→ Task objective:
Retype the records that come next, word for word.

→ Entries provided:
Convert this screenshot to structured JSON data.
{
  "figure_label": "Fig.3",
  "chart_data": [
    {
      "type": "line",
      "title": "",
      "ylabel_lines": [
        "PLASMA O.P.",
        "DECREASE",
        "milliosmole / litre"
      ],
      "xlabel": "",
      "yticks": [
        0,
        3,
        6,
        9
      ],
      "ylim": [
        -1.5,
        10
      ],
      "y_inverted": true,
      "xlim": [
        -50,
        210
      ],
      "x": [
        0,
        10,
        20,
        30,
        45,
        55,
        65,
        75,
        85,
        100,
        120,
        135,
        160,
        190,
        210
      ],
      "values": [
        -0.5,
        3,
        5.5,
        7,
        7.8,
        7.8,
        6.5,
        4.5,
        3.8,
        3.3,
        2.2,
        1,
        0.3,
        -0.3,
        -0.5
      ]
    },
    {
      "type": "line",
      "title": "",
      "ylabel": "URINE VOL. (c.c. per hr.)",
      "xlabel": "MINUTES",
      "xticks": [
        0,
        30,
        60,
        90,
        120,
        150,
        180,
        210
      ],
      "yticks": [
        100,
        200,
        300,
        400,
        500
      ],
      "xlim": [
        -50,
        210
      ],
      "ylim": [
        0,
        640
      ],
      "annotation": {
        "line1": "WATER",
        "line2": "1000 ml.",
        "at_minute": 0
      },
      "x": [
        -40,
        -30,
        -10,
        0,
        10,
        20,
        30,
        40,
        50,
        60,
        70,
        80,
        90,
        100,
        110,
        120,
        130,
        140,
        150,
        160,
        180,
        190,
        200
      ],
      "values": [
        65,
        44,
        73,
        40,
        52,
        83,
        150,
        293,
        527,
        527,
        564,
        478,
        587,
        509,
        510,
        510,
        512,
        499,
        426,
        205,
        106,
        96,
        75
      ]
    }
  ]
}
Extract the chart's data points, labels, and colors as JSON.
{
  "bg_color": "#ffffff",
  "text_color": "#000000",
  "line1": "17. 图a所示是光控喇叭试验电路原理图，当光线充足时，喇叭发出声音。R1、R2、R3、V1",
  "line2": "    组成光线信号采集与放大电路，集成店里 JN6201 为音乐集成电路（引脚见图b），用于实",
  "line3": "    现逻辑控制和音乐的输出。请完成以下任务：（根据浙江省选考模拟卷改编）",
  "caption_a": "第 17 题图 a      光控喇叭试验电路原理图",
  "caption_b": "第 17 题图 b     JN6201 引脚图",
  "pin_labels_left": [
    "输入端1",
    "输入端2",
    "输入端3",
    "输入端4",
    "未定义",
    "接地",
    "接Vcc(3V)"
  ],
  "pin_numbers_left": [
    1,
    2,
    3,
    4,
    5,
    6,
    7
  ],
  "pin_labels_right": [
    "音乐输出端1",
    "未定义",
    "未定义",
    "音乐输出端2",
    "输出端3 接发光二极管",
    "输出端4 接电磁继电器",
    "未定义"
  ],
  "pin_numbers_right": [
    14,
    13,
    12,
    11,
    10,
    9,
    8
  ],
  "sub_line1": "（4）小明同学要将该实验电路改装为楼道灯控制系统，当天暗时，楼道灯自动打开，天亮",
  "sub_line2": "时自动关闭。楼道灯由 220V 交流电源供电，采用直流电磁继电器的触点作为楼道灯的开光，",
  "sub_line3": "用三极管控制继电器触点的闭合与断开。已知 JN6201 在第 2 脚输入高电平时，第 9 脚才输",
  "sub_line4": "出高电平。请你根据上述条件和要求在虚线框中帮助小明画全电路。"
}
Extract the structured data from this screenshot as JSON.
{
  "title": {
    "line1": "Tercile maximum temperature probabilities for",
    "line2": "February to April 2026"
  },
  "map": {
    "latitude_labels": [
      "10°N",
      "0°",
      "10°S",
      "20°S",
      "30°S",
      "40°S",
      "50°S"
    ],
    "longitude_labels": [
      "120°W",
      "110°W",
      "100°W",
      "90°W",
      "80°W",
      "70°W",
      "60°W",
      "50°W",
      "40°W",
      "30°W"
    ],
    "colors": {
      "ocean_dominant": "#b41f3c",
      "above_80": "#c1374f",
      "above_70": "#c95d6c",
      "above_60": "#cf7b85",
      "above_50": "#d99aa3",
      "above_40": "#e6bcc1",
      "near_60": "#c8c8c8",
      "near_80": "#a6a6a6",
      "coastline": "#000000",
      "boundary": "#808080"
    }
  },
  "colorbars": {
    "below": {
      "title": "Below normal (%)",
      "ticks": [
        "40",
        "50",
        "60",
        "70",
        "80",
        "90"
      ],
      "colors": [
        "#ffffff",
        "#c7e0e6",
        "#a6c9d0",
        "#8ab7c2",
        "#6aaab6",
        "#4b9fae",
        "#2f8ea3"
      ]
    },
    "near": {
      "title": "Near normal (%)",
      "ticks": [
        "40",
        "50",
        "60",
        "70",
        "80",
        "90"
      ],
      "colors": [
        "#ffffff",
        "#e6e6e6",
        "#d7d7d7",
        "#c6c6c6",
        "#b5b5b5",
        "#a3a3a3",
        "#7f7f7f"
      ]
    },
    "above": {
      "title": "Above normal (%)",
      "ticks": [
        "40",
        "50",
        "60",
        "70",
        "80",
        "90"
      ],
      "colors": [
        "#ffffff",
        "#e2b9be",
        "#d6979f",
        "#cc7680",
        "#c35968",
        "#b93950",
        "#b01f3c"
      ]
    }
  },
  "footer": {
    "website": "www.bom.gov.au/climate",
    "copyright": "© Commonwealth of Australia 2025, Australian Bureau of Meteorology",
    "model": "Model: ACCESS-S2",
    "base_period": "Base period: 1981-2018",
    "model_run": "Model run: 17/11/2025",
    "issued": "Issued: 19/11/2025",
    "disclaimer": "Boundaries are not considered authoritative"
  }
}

→ Task answer:
Convert this screenshot to structured JSON data.
{
  "figure_label": "Fig.3",
  "chart_data": [
    {
      "type": "line",
      "title": "",
      "ylabel_lines": [
        "PLASMA O.P.",
        "DECREASE",
        "milliosmole / litre"
      ],
      "xlabel": "",
      "yticks": [
        0,
        3,
        6,
        9
      ],
      "ylim": [
        -1.5,
        10
      ],
      "y_inverted": true,
      "xlim": [
        -50,
        210
      ],
      "x": [
        0,
        10,
        20,
        30,
        45,
        55,
        65,
        75,
        85,
        100,
        120,
        135,
        160,
        190,
        210
      ],
      "values": [
        -0.5,
        3,
        5.5,
        7,
        7.8,
        7.8,
        6.5,
        4.5,
        3.8,
        3.3,
        2.2,
        1,
        0.3,
        -0.3,
        -0.5
      ]
    },
    {
      "type": "line",
      "title": "",
      "ylabel": "URINE VOL. (c.c. per hr.)",
      "xlabel": "MINUTES",
      "xticks": [
        0,
        30,
        60,
        90,
        120,
        150,
        180,
        210
      ],
      "yticks": [
        100,
        200,
        300,
        400,
        500
      ],
      "xlim": [
        -50,
        210
      ],
      "ylim": [
        0,
        640
      ],
      "annotation": {
        "line1": "WATER",
        "line2": "1000 ml.",
        "at_minute": 0
      },
      "x": [
        -40,
        -30,
        -10,
        0,
        10,
        20,
        30,
        40,
        50,
        60,
        70,
        80,
        90,
        100,
        110,
        120,
        130,
        140,
        150,
        160,
        180,
        190,
        200
      ],
      "values": [
        65,
        44,
        73,
        40,
        52,
        83,
        150,
        293,
        527,
        527,
        564,
        478,
        587,
        509,
        510,
        510,
        512,
        499,
        426,
        205,
        106,
        96,
        75
      ]
    }
  ]
}
Extract the chart's data points, labels, and colors as JSON.
{
  "bg_color": "#ffffff",
  "text_color": "#000000",
  "line1": "17. 图a所示是光控喇叭试验电路原理图，当光线充足时，喇叭发出声音。R1、R2、R3、V1",
  "line2": "    组成光线信号采集与放大电路，集成店里 JN6201 为音乐集成电路（引脚见图b），用于实",
  "line3": "    现逻辑控制和音乐的输出。请完成以下任务：（根据浙江省选考模拟卷改编）",
  "caption_a": "第 17 题图 a      光控喇叭试验电路原理图",
  "caption_b": "第 17 题图 b     JN6201 引脚图",
  "pin_labels_left": [
    "输入端1",
    "输入端2",
    "输入端3",
    "输入端4",
    "未定义",
    "接地",
    "接Vcc(3V)"
  ],
  "pin_numbers_left": [
    1,
    2,
    3,
    4,
    5,
    6,
    7
  ],
  "pin_labels_right": [
    "音乐输出端1",
    "未定义",
    "未定义",
    "音乐输出端2",
    "输出端3 接发光二极管",
    "输出端4 接电磁继电器",
    "未定义"
  ],
  "pin_numbers_right": [
    14,
    13,
    12,
    11,
    10,
    9,
    8
  ],
  "sub_line1": "（4）小明同学要将该实验电路改装为楼道灯控制系统，当天暗时，楼道灯自动打开，天亮",
  "sub_line2": "时自动关闭。楼道灯由 220V 交流电源供电，采用直流电磁继电器的触点作为楼道灯的开光，",
  "sub_line3": "用三极管控制继电器触点的闭合与断开。已知 JN6201 在第 2 脚输入高电平时，第 9 脚才输",
  "sub_line4": "出高电平。请你根据上述条件和要求在虚线框中帮助小明画全电路。"
}
Extract the structured data from this screenshot as JSON.
{
  "title": {
    "line1": "Tercile maximum temperature probabilities for",
    "line2": "February to April 2026"
  },
  "map": {
    "latitude_labels": [
      "10°N",
      "0°",
      "10°S",
      "20°S",
      "30°S",
      "40°S",
      "50°S"
    ],
    "longitude_labels": [
      "120°W",
      "110°W",
      "100°W",
      "90°W",
      "80°W",
      "70°W",
      "60°W",
      "50°W",
      "40°W",
      "30°W"
    ],
    "colors": {
      "ocean_dominant": "#b41f3c",
      "above_80": "#c1374f",
      "above_70": "#c95d6c",
      "above_60": "#cf7b85",
      "above_50": "#d99aa3",
      "above_40": "#e6bcc1",
      "near_60": "#c8c8c8",
      "near_80": "#a6a6a6",
      "coastline": "#000000",
      "boundary": "#808080"
    }
  },
  "colorbars": {
    "below": {
      "title": "Below normal (%)",
      "ticks": [
        "40",
        "50",
        "60",
        "70",
        "80",
        "90"
      ],
      "colors": [
        "#ffffff",
        "#c7e0e6",
        "#a6c9d0",
        "#8ab7c2",
        "#6aaab6",
        "#4b9fae",
        "#2f8ea3"
      ]
    },
    "near": {
      "title": "Near normal (%)",
      "ticks": [
        "40",
        "50",
        "60",
        "70",
        "80",
        "90"
      ],
      "colors": [
        "#ffffff",
        "#e6e6e6",
        "#d7d7d7",
        "#c6c6c6",
        "#b5b5b5",
        "#a3a3a3",
        "#7f7f7f"
      ]
    },
    "above": {
      "title": "Above normal (%)",
      "ticks": [
        "40",
        "50",
        "60",
        "70",
        "80",
        "90"
      ],
      "colors": [
        "#ffffff",
        "#e2b9be",
        "#d6979f",
        "#cc7680",
        "#c35968",
        "#b93950",
        "#b01f3c"
      ]
    }
  },
  "footer": {
    "website": "www.bom.gov.au/climate",
    "copyright": "© Commonwealth of Australia 2025, Australian Bureau of Meteorology",
    "model": "Model: ACCESS-S2",
    "base_period": "Base period: 1981-2018",
    "model_run": "Model run: 17/11/2025",
    "issued": "Issued: 19/11/2025",
    "disclaimer": "Boundaries are not considered authoritative"
  }
}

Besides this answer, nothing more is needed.